◆ Exercise instructions
Exactly reproduce the entries, dropping any pictures from your copy.

◆ Given records
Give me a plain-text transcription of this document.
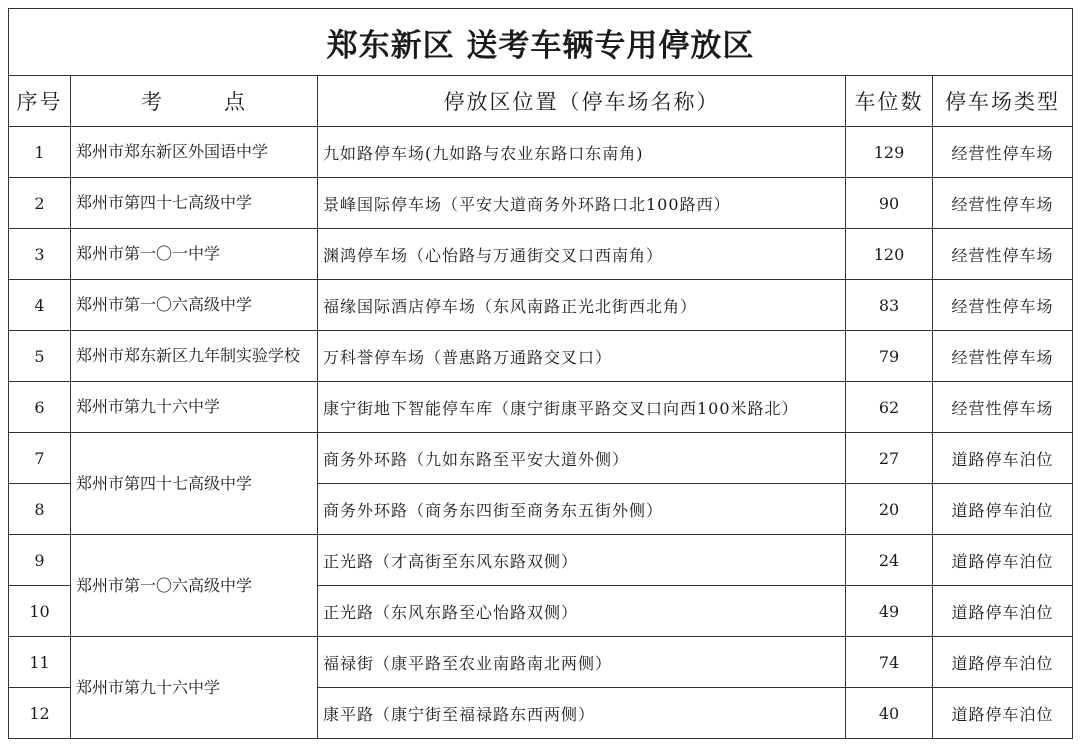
郑东新区 送考车辆专用停放区				
序号	考 点	停放区位置（停车场名称）	车位数	停车场类型
1	郑州市郑东新区外国语中学	九如路停车场(九如路与农业东路口东南角)	129	经营性停车场
2	郑州市第四十七高级中学	景峰国际停车场（平安大道商务外环路口北100路西）	90	经营性停车场
3	郑州市第一〇一中学	渊鸿停车场（心怡路与万通街交叉口西南角）	120	经营性停车场
4	郑州市第一〇六高级中学	福缘国际酒店停车场（东风南路正光北街西北角）	83	经营性停车场
5	郑州市郑东新区九年制实验学校	万科誉停车场（普惠路万通路交叉口）	79	经营性停车场
6	郑州市第九十六中学	康宁街地下智能停车库（康宁街康平路交叉口向西100米路北）	62	经营性停车场
7	郑州市第四十七高级中学	商务外环路（九如东路至平安大道外侧）	27	道路停车泊位
8		商务外环路（商务东四街至商务东五街外侧）	20	道路停车泊位
9	郑州市第一〇六高级中学	正光路（才高街至东风东路双侧）	24	道路停车泊位
10		正光路（东风东路至心怡路双侧）	49	道路停车泊位
11	郑州市第九十六中学	福禄街（康平路至农业南路南北两侧）	74	道路停车泊位
12		康平路（康宁街至福禄路东西两侧）	40	道路停车泊位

◆ The solution
Give me a plain-text transcription of this document.
郑东新区 送考车辆专用停放区				
序号	考 点	停放区位置（停车场名称）	车位数	停车场类型
1	郑州市郑东新区外国语中学	九如路停车场(九如路与农业东路口东南角)	129	经营性停车场
2	郑州市第四十七高级中学	景峰国际停车场（平安大道商务外环路口北100路西）	90	经营性停车场
3	郑州市第一〇一中学	渊鸿停车场（心怡路与万通街交叉口西南角）	120	经营性停车场
4	郑州市第一〇六高级中学	福缘国际酒店停车场（东风南路正光北街西北角）	83	经营性停车场
5	郑州市郑东新区九年制实验学校	万科誉停车场（普惠路万通路交叉口）	79	经营性停车场
6	郑州市第九十六中学	康宁街地下智能停车库（康宁街康平路交叉口向西100米路北）	62	经营性停车场
7	郑州市第四十七高级中学	商务外环路（九如东路至平安大道外侧）	27	道路停车泊位
8		商务外环路（商务东四街至商务东五街外侧）	20	道路停车泊位
9	郑州市第一〇六高级中学	正光路（才高街至东风东路双侧）	24	道路停车泊位
10		正光路（东风东路至心怡路双侧）	49	道路停车泊位
11	郑州市第九十六中学	福禄街（康平路至农业南路南北两侧）	74	道路停车泊位
12		康平路（康宁街至福禄路东西两侧）	40	道路停车泊位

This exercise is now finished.